• **EXERCISE DESCRIPTION**: Find the number of lines below in which the word "mean" appears, and write that number only.

• **THE RECORDS**:
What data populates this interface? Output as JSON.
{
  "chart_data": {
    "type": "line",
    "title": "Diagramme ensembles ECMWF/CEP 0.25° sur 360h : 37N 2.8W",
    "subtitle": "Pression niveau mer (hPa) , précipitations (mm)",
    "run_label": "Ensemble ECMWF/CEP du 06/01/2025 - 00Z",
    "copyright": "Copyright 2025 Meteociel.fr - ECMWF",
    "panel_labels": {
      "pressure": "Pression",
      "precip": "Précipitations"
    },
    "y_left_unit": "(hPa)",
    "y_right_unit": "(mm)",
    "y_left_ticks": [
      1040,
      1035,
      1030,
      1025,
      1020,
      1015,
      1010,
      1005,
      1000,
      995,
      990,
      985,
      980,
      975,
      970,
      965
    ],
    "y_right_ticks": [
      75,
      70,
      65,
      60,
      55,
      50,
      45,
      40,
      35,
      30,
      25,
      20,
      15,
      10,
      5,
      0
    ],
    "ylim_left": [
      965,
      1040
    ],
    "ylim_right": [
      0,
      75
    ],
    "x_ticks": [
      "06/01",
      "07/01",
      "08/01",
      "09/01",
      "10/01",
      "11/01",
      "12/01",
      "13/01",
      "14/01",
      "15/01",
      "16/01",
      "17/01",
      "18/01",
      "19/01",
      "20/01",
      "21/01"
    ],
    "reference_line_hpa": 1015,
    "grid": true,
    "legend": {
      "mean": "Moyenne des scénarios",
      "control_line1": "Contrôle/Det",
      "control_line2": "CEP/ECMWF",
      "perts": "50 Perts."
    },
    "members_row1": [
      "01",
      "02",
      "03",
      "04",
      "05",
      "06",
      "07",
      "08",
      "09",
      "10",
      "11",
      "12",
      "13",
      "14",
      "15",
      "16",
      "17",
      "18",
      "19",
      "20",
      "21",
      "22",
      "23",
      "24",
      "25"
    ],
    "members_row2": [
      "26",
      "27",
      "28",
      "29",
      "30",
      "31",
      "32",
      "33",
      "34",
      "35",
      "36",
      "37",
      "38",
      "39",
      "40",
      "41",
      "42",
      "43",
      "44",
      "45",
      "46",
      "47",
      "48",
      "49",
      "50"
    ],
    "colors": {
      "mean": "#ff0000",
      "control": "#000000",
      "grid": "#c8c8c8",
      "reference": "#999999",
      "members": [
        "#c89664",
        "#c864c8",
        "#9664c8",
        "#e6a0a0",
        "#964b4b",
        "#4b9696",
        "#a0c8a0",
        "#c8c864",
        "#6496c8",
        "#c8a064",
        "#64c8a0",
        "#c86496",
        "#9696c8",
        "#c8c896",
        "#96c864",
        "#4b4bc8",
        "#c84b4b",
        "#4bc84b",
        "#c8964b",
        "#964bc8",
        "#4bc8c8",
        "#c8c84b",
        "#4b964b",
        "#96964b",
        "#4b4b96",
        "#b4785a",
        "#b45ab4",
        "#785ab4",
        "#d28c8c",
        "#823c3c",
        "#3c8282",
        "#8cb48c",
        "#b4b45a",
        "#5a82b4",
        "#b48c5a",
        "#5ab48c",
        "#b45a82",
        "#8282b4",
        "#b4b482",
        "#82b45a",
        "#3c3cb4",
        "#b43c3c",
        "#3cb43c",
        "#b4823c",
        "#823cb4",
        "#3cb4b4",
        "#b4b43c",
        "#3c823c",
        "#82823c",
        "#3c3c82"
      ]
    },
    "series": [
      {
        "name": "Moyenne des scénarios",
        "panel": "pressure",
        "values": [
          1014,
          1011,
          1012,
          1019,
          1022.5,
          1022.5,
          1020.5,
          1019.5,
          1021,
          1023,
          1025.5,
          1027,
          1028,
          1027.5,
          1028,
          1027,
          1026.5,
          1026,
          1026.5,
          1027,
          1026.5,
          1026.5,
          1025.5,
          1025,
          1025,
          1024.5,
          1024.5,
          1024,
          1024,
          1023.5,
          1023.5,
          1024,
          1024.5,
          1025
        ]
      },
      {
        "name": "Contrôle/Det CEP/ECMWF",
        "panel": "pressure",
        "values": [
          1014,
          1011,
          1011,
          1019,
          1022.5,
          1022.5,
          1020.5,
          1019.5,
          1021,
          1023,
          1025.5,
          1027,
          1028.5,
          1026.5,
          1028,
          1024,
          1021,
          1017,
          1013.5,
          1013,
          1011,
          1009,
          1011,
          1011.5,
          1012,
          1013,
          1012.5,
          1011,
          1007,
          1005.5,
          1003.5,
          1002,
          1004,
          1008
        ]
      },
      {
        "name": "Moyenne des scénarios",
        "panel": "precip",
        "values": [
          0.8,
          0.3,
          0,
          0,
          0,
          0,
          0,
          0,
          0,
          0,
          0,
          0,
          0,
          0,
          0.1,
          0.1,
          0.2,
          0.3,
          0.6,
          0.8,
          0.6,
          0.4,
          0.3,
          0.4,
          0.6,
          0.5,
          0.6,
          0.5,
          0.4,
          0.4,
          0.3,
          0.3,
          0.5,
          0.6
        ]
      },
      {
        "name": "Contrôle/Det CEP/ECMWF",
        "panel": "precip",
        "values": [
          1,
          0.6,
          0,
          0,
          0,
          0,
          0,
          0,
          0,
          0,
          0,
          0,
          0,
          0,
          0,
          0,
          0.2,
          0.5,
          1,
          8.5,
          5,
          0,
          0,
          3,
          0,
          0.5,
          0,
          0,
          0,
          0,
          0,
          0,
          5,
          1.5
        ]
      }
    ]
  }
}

• **REPLY TO THE EXERCISE**: 2